## Written exercise:
Print the listing that follows, character for character.

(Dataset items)

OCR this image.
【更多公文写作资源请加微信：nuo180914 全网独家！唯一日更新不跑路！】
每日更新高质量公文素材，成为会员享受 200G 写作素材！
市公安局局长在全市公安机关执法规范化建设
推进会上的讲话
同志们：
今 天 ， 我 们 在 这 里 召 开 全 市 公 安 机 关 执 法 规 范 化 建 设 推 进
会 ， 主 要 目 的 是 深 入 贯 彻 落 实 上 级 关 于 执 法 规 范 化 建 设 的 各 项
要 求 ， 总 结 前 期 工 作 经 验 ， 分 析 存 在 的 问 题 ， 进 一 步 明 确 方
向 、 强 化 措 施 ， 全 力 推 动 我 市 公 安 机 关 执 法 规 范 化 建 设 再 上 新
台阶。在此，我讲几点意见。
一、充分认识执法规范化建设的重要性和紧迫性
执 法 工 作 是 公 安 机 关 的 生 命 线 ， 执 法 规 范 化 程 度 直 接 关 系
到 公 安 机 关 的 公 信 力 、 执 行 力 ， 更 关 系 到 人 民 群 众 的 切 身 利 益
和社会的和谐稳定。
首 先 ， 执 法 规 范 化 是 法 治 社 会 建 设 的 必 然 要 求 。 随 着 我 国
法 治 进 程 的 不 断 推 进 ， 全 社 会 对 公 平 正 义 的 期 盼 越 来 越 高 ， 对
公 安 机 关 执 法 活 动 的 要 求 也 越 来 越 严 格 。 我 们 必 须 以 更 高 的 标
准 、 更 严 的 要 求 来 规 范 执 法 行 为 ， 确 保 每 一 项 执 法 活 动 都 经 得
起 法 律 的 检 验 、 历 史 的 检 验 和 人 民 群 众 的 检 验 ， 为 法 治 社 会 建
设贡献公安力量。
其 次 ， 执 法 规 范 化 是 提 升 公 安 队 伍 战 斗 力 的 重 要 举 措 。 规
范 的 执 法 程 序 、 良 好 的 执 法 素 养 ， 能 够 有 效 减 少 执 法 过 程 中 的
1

## Final result:
OCR this image.
【更多公文写作资源请加微信：nuo180914 全网独家！唯一日更新不跑路！】
每日更新高质量公文素材，成为会员享受 200G 写作素材！
市公安局局长在全市公安机关执法规范化建设
推进会上的讲话
同志们：
今 天 ， 我 们 在 这 里 召 开 全 市 公 安 机 关 执 法 规 范 化 建 设 推 进
会 ， 主 要 目 的 是 深 入 贯 彻 落 实 上 级 关 于 执 法 规 范 化 建 设 的 各 项
要 求 ， 总 结 前 期 工 作 经 验 ， 分 析 存 在 的 问 题 ， 进 一 步 明 确 方
向 、 强 化 措 施 ， 全 力 推 动 我 市 公 安 机 关 执 法 规 范 化 建 设 再 上 新
台阶。在此，我讲几点意见。
一、充分认识执法规范化建设的重要性和紧迫性
执 法 工 作 是 公 安 机 关 的 生 命 线 ， 执 法 规 范 化 程 度 直 接 关 系
到 公 安 机 关 的 公 信 力 、 执 行 力 ， 更 关 系 到 人 民 群 众 的 切 身 利 益
和社会的和谐稳定。
首 先 ， 执 法 规 范 化 是 法 治 社 会 建 设 的 必 然 要 求 。 随 着 我 国
法 治 进 程 的 不 断 推 进 ， 全 社 会 对 公 平 正 义 的 期 盼 越 来 越 高 ， 对
公 安 机 关 执 法 活 动 的 要 求 也 越 来 越 严 格 。 我 们 必 须 以 更 高 的 标
准 、 更 严 的 要 求 来 规 范 执 法 行 为 ， 确 保 每 一 项 执 法 活 动 都 经 得
起 法 律 的 检 验 、 历 史 的 检 验 和 人 民 群 众 的 检 验 ， 为 法 治 社 会 建
设贡献公安力量。
其 次 ， 执 法 规 范 化 是 提 升 公 安 队 伍 战 斗 力 的 重 要 举 措 。 规
范 的 执 法 程 序 、 良 好 的 执 法 素 养 ， 能 够 有 效 减 少 执 法 过 程 中 的
1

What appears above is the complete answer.